(Collection entries)
%%

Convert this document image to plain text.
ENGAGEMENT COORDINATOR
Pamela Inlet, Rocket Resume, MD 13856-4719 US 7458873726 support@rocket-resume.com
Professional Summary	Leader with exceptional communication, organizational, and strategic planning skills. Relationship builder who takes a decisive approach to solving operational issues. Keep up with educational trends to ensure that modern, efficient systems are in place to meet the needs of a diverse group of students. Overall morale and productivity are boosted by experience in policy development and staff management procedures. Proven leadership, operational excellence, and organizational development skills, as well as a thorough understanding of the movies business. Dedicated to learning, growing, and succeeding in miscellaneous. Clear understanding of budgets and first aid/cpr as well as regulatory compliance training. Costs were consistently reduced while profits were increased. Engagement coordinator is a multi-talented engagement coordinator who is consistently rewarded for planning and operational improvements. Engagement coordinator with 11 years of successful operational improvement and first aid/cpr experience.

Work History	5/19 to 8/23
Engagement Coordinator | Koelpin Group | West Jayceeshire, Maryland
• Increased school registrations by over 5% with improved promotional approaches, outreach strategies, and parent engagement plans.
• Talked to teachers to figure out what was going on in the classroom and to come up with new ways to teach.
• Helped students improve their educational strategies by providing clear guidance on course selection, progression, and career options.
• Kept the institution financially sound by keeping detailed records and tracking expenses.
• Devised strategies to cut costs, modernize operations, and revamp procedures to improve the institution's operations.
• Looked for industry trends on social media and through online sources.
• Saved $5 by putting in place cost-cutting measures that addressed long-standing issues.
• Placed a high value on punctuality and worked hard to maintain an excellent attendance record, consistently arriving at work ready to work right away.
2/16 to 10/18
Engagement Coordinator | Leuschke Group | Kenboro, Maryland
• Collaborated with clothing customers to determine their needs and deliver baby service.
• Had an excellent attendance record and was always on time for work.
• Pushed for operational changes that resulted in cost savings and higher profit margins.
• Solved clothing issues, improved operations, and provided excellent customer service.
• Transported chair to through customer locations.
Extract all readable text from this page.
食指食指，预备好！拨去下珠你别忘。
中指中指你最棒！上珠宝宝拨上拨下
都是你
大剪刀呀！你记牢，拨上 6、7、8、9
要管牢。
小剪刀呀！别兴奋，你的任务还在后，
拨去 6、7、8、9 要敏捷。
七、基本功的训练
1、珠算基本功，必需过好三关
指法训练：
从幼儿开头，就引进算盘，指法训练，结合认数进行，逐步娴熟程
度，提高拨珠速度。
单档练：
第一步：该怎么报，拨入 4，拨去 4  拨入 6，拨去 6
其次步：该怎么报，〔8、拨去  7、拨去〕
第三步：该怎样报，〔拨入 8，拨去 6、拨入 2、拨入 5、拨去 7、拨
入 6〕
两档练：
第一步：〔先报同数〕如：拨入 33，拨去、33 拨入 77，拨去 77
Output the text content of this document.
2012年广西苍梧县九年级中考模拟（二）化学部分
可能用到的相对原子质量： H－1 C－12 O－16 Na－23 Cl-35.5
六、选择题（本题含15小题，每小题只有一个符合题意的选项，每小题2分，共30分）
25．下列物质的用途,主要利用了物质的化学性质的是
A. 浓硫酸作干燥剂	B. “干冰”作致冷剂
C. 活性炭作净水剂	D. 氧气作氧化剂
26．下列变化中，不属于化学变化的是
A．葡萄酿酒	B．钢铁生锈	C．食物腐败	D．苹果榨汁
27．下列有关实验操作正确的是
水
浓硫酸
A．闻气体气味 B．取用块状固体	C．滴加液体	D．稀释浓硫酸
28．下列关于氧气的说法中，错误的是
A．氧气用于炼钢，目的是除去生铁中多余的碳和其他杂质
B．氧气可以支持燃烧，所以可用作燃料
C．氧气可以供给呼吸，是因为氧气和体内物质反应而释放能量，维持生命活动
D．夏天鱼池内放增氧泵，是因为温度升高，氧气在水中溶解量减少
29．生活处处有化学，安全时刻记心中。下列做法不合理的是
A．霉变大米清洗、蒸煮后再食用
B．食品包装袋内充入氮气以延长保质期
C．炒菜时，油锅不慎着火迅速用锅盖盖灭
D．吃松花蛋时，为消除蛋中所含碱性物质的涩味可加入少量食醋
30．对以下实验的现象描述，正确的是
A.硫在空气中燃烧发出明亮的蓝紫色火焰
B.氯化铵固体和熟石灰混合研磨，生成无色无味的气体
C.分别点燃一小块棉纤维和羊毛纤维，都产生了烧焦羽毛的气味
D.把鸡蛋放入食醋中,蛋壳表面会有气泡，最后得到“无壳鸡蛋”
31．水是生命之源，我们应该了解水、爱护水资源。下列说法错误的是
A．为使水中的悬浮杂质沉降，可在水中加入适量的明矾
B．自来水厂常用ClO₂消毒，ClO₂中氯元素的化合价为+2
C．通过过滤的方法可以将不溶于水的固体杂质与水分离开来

%%

• **Stated goal**:
Quote the data in full, keeping each word unchanged.

• **Task output**:
Convert this document image to plain text.
ENGAGEMENT COORDINATOR
Pamela Inlet, Rocket Resume, MD 13856-4719 US 7458873726 support@rocket-resume.com
Professional Summary	Leader with exceptional communication, organizational, and strategic planning skills. Relationship builder who takes a decisive approach to solving operational issues. Keep up with educational trends to ensure that modern, efficient systems are in place to meet the needs of a diverse group of students. Overall morale and productivity are boosted by experience in policy development and staff management procedures. Proven leadership, operational excellence, and organizational development skills, as well as a thorough understanding of the movies business. Dedicated to learning, growing, and succeeding in miscellaneous. Clear understanding of budgets and first aid/cpr as well as regulatory compliance training. Costs were consistently reduced while profits were increased. Engagement coordinator is a multi-talented engagement coordinator who is consistently rewarded for planning and operational improvements. Engagement coordinator with 11 years of successful operational improvement and first aid/cpr experience.

Work History	5/19 to 8/23
Engagement Coordinator | Koelpin Group | West Jayceeshire, Maryland
• Increased school registrations by over 5% with improved promotional approaches, outreach strategies, and parent engagement plans.
• Talked to teachers to figure out what was going on in the classroom and to come up with new ways to teach.
• Helped students improve their educational strategies by providing clear guidance on course selection, progression, and career options.
• Kept the institution financially sound by keeping detailed records and tracking expenses.
• Devised strategies to cut costs, modernize operations, and revamp procedures to improve the institution's operations.
• Looked for industry trends on social media and through online sources.
• Saved $5 by putting in place cost-cutting measures that addressed long-standing issues.
• Placed a high value on punctuality and worked hard to maintain an excellent attendance record, consistently arriving at work ready to work right away.
2/16 to 10/18
Engagement Coordinator | Leuschke Group | Kenboro, Maryland
• Collaborated with clothing customers to determine their needs and deliver baby service.
• Had an excellent attendance record and was always on time for work.
• Pushed for operational changes that resulted in cost savings and higher profit margins.
• Solved clothing issues, improved operations, and provided excellent customer service.
• Transported chair to through customer locations.
Extract all readable text from this page.
食指食指，预备好！拨去下珠你别忘。
中指中指你最棒！上珠宝宝拨上拨下
都是你
大剪刀呀！你记牢，拨上 6、7、8、9
要管牢。
小剪刀呀！别兴奋，你的任务还在后，
拨去 6、7、8、9 要敏捷。
七、基本功的训练
1、珠算基本功，必需过好三关
指法训练：
从幼儿开头，就引进算盘，指法训练，结合认数进行，逐步娴熟程
度，提高拨珠速度。
单档练：
第一步：该怎么报，拨入 4，拨去 4  拨入 6，拨去 6
其次步：该怎么报，〔8、拨去  7、拨去〕
第三步：该怎样报，〔拨入 8，拨去 6、拨入 2、拨入 5、拨去 7、拨
入 6〕
两档练：
第一步：〔先报同数〕如：拨入 33，拨去、33 拨入 77，拨去 77
Output the text content of this document.
2012年广西苍梧县九年级中考模拟（二）化学部分
可能用到的相对原子质量： H－1 C－12 O－16 Na－23 Cl-35.5
六、选择题（本题含15小题，每小题只有一个符合题意的选项，每小题2分，共30分）
25．下列物质的用途,主要利用了物质的化学性质的是
A. 浓硫酸作干燥剂	B. “干冰”作致冷剂
C. 活性炭作净水剂	D. 氧气作氧化剂
26．下列变化中，不属于化学变化的是
A．葡萄酿酒	B．钢铁生锈	C．食物腐败	D．苹果榨汁
27．下列有关实验操作正确的是
水
浓硫酸
A．闻气体气味 B．取用块状固体	C．滴加液体	D．稀释浓硫酸
28．下列关于氧气的说法中，错误的是
A．氧气用于炼钢，目的是除去生铁中多余的碳和其他杂质
B．氧气可以支持燃烧，所以可用作燃料
C．氧气可以供给呼吸，是因为氧气和体内物质反应而释放能量，维持生命活动
D．夏天鱼池内放增氧泵，是因为温度升高，氧气在水中溶解量减少
29．生活处处有化学，安全时刻记心中。下列做法不合理的是
A．霉变大米清洗、蒸煮后再食用
B．食品包装袋内充入氮气以延长保质期
C．炒菜时，油锅不慎着火迅速用锅盖盖灭
D．吃松花蛋时，为消除蛋中所含碱性物质的涩味可加入少量食醋
30．对以下实验的现象描述，正确的是
A.硫在空气中燃烧发出明亮的蓝紫色火焰
B.氯化铵固体和熟石灰混合研磨，生成无色无味的气体
C.分别点燃一小块棉纤维和羊毛纤维，都产生了烧焦羽毛的气味
D.把鸡蛋放入食醋中,蛋壳表面会有气泡，最后得到“无壳鸡蛋”
31．水是生命之源，我们应该了解水、爱护水资源。下列说法错误的是
A．为使水中的悬浮杂质沉降，可在水中加入适量的明矾
B．自来水厂常用ClO₂消毒，ClO₂中氯元素的化合价为+2
C．通过过滤的方法可以将不溶于水的固体杂质与水分离开来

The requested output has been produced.